* start TEXT BLOCK *

These are simple poems with an often depressing message. They are written in various places about different people around the country. In a rhythmic almost hypnotic metre Sam Hunt talks about death, love and cynicism in 30 short poems Sometimes the simplicity is so marked that the poems are trivial pop songs as in Modigliani Girl.

Denim blues
my mind a swirl
You drive me mad
my mod Modigli — mod
li — ani Girl.

The musical imagery is continued by reptative verses such as:

Daddy used to come
home every night

which is repeated 11 times in an 18 line poem. It begins to look less like poetry and suspiciously like space filling. In several poems the colloquial language and rhyming couplets sound like doggerel.

* end TEXT BLOCK *

## WORK TO COMPLETE
- a) According to the review of Sam Hunt's poems, how many short poems does the collection contain?
- b) Please extend the review of Sam Hunt's poems, picking up after its final sentence.

* start DATA ENTRIES *

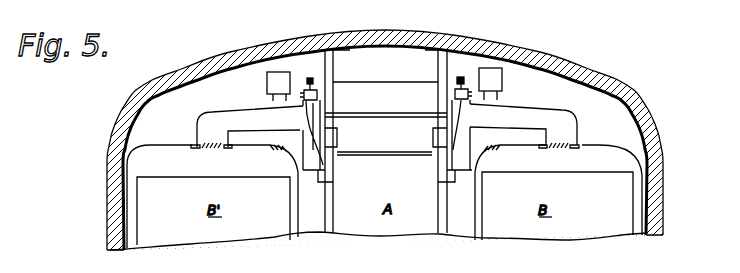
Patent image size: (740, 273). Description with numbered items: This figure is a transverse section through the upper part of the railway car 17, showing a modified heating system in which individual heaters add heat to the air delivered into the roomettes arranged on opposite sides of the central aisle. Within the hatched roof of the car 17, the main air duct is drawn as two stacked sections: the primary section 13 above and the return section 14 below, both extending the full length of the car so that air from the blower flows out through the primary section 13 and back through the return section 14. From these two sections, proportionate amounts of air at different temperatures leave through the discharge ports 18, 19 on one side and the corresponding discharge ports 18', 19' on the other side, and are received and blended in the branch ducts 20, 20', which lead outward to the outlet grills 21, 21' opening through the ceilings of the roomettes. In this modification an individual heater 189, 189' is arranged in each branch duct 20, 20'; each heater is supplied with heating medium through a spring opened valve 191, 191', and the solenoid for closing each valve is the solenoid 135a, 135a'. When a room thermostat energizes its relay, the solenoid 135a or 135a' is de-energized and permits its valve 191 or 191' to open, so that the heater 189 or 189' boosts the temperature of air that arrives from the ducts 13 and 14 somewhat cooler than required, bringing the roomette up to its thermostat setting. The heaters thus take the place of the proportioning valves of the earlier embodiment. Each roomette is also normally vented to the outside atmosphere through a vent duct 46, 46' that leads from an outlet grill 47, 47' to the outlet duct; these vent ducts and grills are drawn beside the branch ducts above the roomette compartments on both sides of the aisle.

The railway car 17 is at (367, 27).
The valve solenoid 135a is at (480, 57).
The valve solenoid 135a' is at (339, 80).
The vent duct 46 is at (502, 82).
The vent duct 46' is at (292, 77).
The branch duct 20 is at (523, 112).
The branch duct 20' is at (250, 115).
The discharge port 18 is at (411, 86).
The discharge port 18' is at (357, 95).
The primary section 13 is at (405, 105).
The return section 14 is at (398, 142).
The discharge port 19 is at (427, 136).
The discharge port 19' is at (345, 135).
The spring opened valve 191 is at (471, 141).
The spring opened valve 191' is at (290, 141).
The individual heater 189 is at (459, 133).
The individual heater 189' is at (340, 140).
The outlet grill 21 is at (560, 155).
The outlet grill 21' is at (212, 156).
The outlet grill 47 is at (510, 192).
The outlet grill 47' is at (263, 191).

* end DATA ENTRIES *

## RESULTS IN ORDER
- a) 30

- b)
The poem that epitomises Hunt's wandering indiscipline is We Could Just Disappear:

We disappear
ten carriages of us
a tunnel as long as
tomorrow, next term
a tunnel as long as time

No one knows when
we will come out the other end
we could go on and on and
on forever and never
come out again
We could just disappear

Sam Hunt

Sam Hunt

There is no analysis or understanding in these poems just statements and situations. Hunt never stays long enough in one place to either understand or explain what he writes about. There is no depth in his poetry. They make pleasant reading but give no great insights.

The poems are published on two sheets of orange and two sheets of grey paper interspersed with several rather gloomy photos concertinared in a trendy purple folder that is already falling apart-hardly worth $2.95.